**Problem details:** From the entries below, pull out each line where "figure" appears.

******

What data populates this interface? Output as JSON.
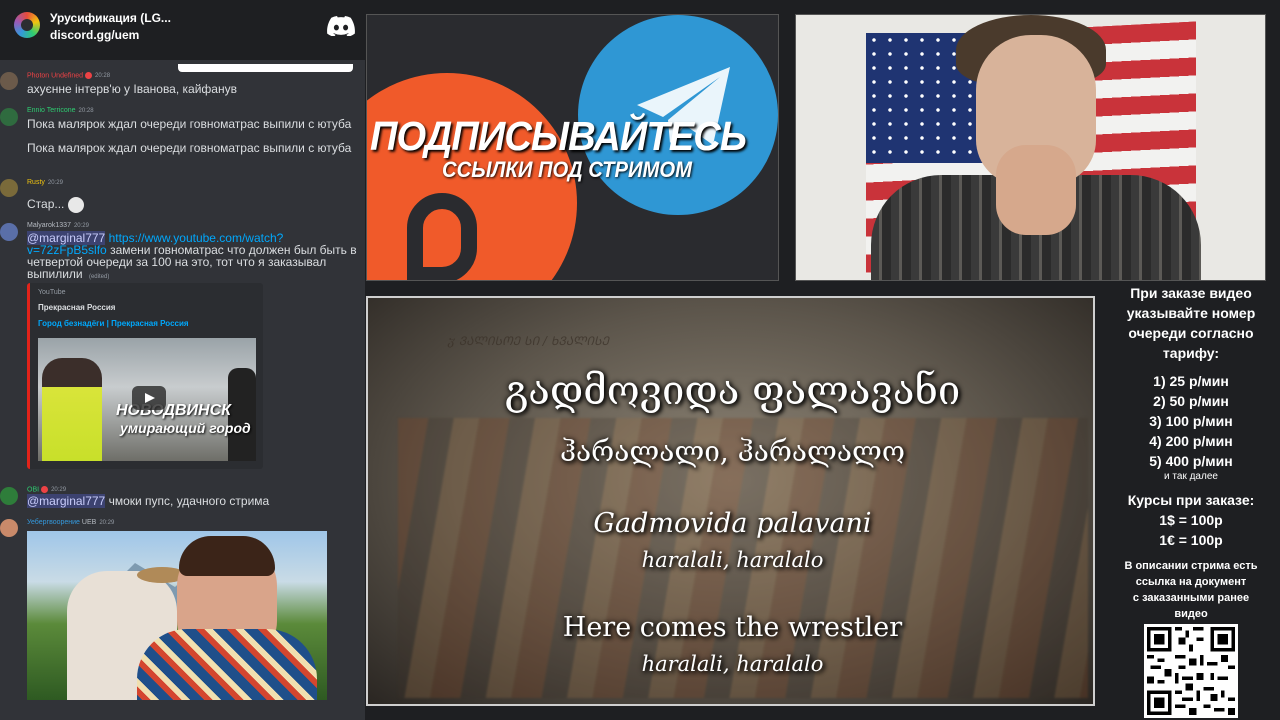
{
  "discord": {
    "server_name": "Урусификация (LG...",
    "invite": "discord.gg/uem",
    "messages": [
      {
        "user": "Photon Undefined",
        "time": "20:28",
        "color": "#ed4245",
        "lines": [
          "ахуєнне інтерв'ю у Іванова, кайфанув"
        ]
      },
      {
        "user": "Ennio Terricone",
        "time": "20:28",
        "color": "#2ecc71",
        "lines": [
          "Пока малярок ждал очереди говноматрас выпили с ютуба",
          "Пока малярок ждал очереди говноматрас выпили с ютуба"
        ]
      },
      {
        "user": "Rusty",
        "time": "20:29",
        "color": "#f1c40f",
        "lines": [
          "Стар..."
        ]
      },
      {
        "user": "Malyarok1337",
        "time": "20:29",
        "color": "#b5bac1",
        "mention": "@marginal777",
        "link": "https://www.youtube.com/watch?v=72zFpB5slfo",
        "rest": "замени говноматрас что должен был быть в четвертой очереди за 100 на это, тот что я заказывал выпилили",
        "edited": "(edited)"
      },
      {
        "user": "OBI",
        "time": "20:29",
        "color": "#2ecc71",
        "mention": "@marginal777",
        "rest": "чмоки пупс, удачного стрима"
      },
      {
        "user": "Уебергвоорение",
        "time": "20:29",
        "color": "#3498db",
        "tag": "UEB"
      }
    ],
    "embed": {
      "provider": "YouTube",
      "author": "Прекрасная Россия",
      "title": "Город безнадёги | Прекрасная Россия",
      "thumb_title": "НОВОДВИНСК",
      "thumb_subtitle": "умирающий город"
    }
  },
  "promo": {
    "title": "ПОДПИСЫВАЙТЕСЬ",
    "subtitle": "ССЫЛКИ ПОД СТРИМОМ",
    "telegram_color": "#2f97d4",
    "boosty_color": "#f05a2a"
  },
  "video": {
    "handwriting": "ჳ ᲕᲐᲚᲘᲡᲝᲔ ᲡᲘ / ᲮᲕᲐᲚᲘᲡᲔ",
    "georgian_line1": "გადმოვიდა ფალავანი",
    "georgian_line2": "ჰარალალი, ჰარალალო",
    "latin_line1": "Gadmovida palavani",
    "latin_line2": "haralali, haralalo",
    "english_line1": "Here comes the wrestler",
    "english_line2": "haralali, haralalo"
  },
  "info": {
    "heading": [
      "При заказе видео",
      "указывайте номер",
      "очереди согласно",
      "тарифу:"
    ],
    "tariffs": [
      "1) 25 р/мин",
      "2) 50 р/мин",
      "3) 100 р/мин",
      "4) 200 р/мин",
      "5) 400 р/мин"
    ],
    "and_more": "и так далее",
    "rates_heading": "Курсы при заказе:",
    "rates": [
      "1$ = 100р",
      "1€ = 100р"
    ],
    "note": [
      "В описании стрима есть",
      "ссылка на документ",
      "с заказанными ранее",
      "видео"
    ]
  }
}
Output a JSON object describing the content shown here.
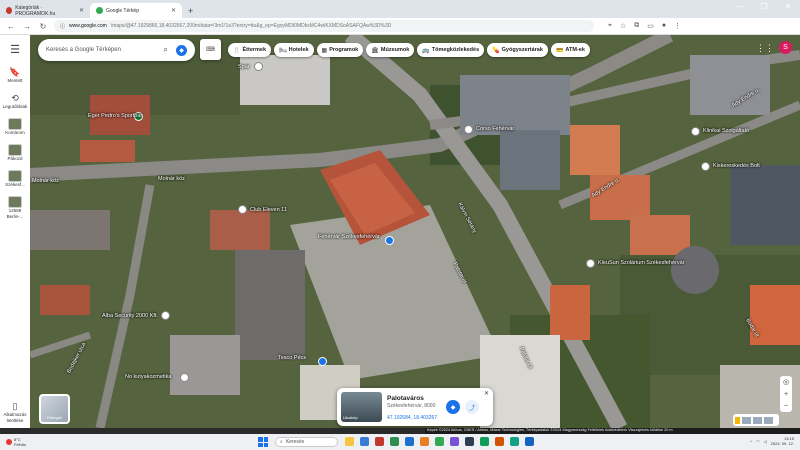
{
  "browser": {
    "tabs": [
      {
        "title": "Kategóriák · PROGRAMOK.hu",
        "active": false,
        "favicon_color": "#c0392b"
      },
      {
        "title": "Google Térkép",
        "active": true,
        "favicon_color": "#34a853"
      }
    ],
    "new_tab": "+",
    "url_host": "www.google.com",
    "url_rest": "/maps/@47.1929866,18.4032667,200m/data=!3m1!1e3?entry=ttu&g_ep=EgoyMDI0MDkxMC4wIKXMDSoASAFQAw%3D%3D",
    "window_controls": [
      "—",
      "❐",
      "✕"
    ]
  },
  "rail": {
    "menu": "☰",
    "items": [
      {
        "icon": "🔖",
        "label": "Mentett"
      },
      {
        "icon": "⟲",
        "label": "Legutóbbiak"
      },
      {
        "label": "Komárom"
      },
      {
        "label": "Pákozd"
      },
      {
        "label": "Székesf..."
      },
      {
        "label": "12589 Berlin-..."
      }
    ],
    "bottom_label": "Alkalmazás letöltése"
  },
  "search": {
    "placeholder": "Keresés a Google Térképen",
    "search_icon": "⌕",
    "directions_icon": "◆"
  },
  "chips": [
    {
      "icon": "🍴",
      "label": "Éttermek"
    },
    {
      "icon": "🛏",
      "label": "Hotelek"
    },
    {
      "icon": "▦",
      "label": "Programok"
    },
    {
      "icon": "🏛",
      "label": "Múzeumok"
    },
    {
      "icon": "🚌",
      "label": "Tömegközlekedés"
    },
    {
      "icon": "💊",
      "label": "Gyógyszertárak"
    },
    {
      "icon": "💳",
      "label": "ATM-ek"
    }
  ],
  "avatar": "S",
  "map_labels": [
    {
      "name": "spar",
      "text": "Spar"
    },
    {
      "name": "eger-pedro",
      "text": "Eger Pedro's Sportbar"
    },
    {
      "name": "molnar-koz-1",
      "text": "Molnár köz"
    },
    {
      "name": "molnar-koz-2",
      "text": "Molnár köz"
    },
    {
      "name": "club-eleven",
      "text": "Club Eleven 11"
    },
    {
      "name": "fehervar",
      "text": "Fehérvár Székesfehérvár"
    },
    {
      "name": "corso",
      "text": "Corso Fehérvár"
    },
    {
      "name": "kalvin",
      "text": "Kálvin Sétány"
    },
    {
      "name": "alba-security",
      "text": "Alba Security 2000 Kft."
    },
    {
      "name": "tesco",
      "text": "Tesco Pécs"
    },
    {
      "name": "no-kutyai",
      "text": "No kutyakozmetika"
    },
    {
      "name": "ady-endre-1",
      "text": "Ady Endre u."
    },
    {
      "name": "ady-endre-2",
      "text": "Ady Endre u."
    },
    {
      "name": "klinikai",
      "text": "Klinikai Szolgáltató"
    },
    {
      "name": "kiskereskedes",
      "text": "Kiskereskedés Bolt"
    },
    {
      "name": "sun-szolarium",
      "text": "KleuSun Szolárium Székesfehérvár"
    },
    {
      "name": "palotai-ut-1",
      "text": "Palotai út"
    },
    {
      "name": "palotai-ut-2",
      "text": "Palotai út"
    },
    {
      "name": "budai-ut",
      "text": "Budai út"
    },
    {
      "name": "bodajker",
      "text": "Bodajker utca"
    }
  ],
  "layers": {
    "label": "Rétegek"
  },
  "card": {
    "title": "Palotaváros",
    "address": "Székesfehérvár, 8000",
    "coords": "47.192684, 18.403267",
    "streetview": "Utcakép",
    "dir_icon": "◆",
    "share_icon": "⤴",
    "close": "✕"
  },
  "controls": {
    "locate": "◎",
    "zoom_in": "+",
    "zoom_out": "−"
  },
  "attribution": "Képek ©2024 Airbus, CNES / Airbus, Maxar Technologies, Térképadatok ©2024   Magyarország   Feltételek   Adatvédelem   Visszajelzés küldése   20 m",
  "taskbar": {
    "weather_temp": "8°C",
    "weather_desc": "Felhős",
    "search_placeholder": "Keresés",
    "clock_time": "13:15",
    "clock_date": "2024. 09. 12."
  }
}
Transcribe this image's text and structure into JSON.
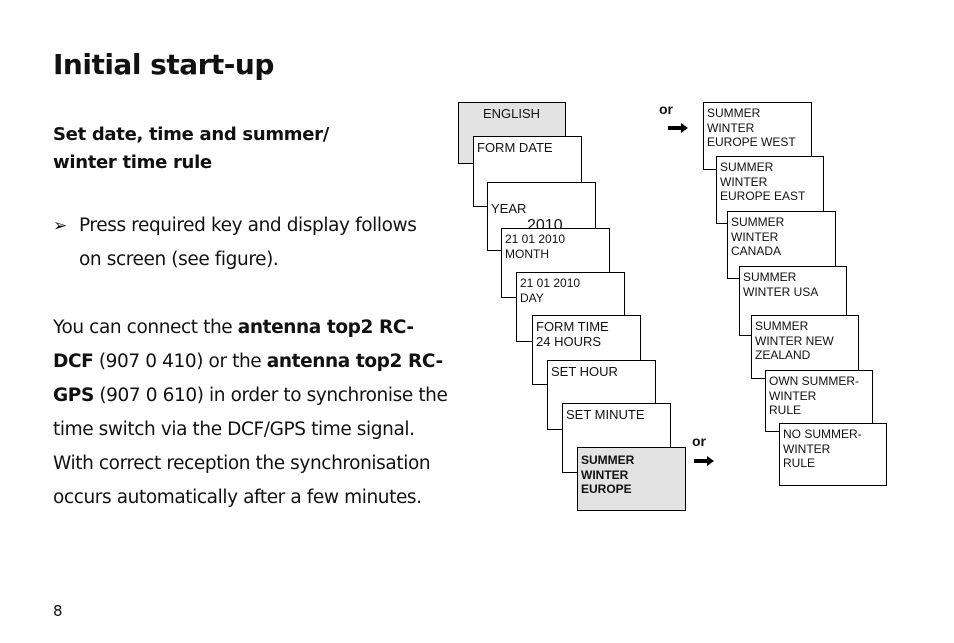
{
  "page": {
    "title": "Initial start-up",
    "subtitle_line1": "Set date, time and summer/",
    "subtitle_line2": "winter time rule",
    "bullet_icon": "arrowhead-bullet-icon",
    "bullet_glyph": "➢",
    "bullet_text": "Press required key and display follows on screen (see figure).",
    "para": {
      "t1": "You can connect the ",
      "b1": "antenna top2 RC-DCF",
      "t2": " (907 0 410) or the ",
      "b2": "antenna top2 RC-GPS",
      "t3": " (907 0 610) in order to synchronise the time switch via the DCF/GPS time signal.",
      "t4": "With correct reception the synchronisation occurs automatically after a few minutes."
    },
    "page_number": "8"
  },
  "figure": {
    "main_sequence": [
      {
        "text": "ENGLISH"
      },
      {
        "text": "FORM DATE"
      },
      {
        "text": "YEAR",
        "value": "2010"
      },
      {
        "text": "21 01 2010\nMONTH"
      },
      {
        "text": "21 01 2010\nDAY"
      },
      {
        "text": "FORM TIME\n24 HOURS"
      },
      {
        "text": "SET HOUR"
      },
      {
        "text": "SET MINUTE"
      },
      {
        "text": "SUMMER\nWINTER\nEUROPE"
      }
    ],
    "alternatives": [
      {
        "text": "SUMMER\nWINTER\nEUROPE WEST"
      },
      {
        "text": "SUMMER\nWINTER\nEUROPE EAST"
      },
      {
        "text": "SUMMER\nWINTER\nCANADA"
      },
      {
        "text": "SUMMER\nWINTER USA"
      },
      {
        "text": "SUMMER\nWINTER NEW\nZEALAND"
      },
      {
        "text": "OWN SUMMER-\nWINTER\nRULE"
      },
      {
        "text": "NO SUMMER-\nWINTER\nRULE"
      }
    ],
    "or_label": "or",
    "arrow_icon": "right-arrow-icon"
  }
}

******

**Task response:**
    "bullet_text": "Press required key and display follows on screen (see figure).",
  "figure": {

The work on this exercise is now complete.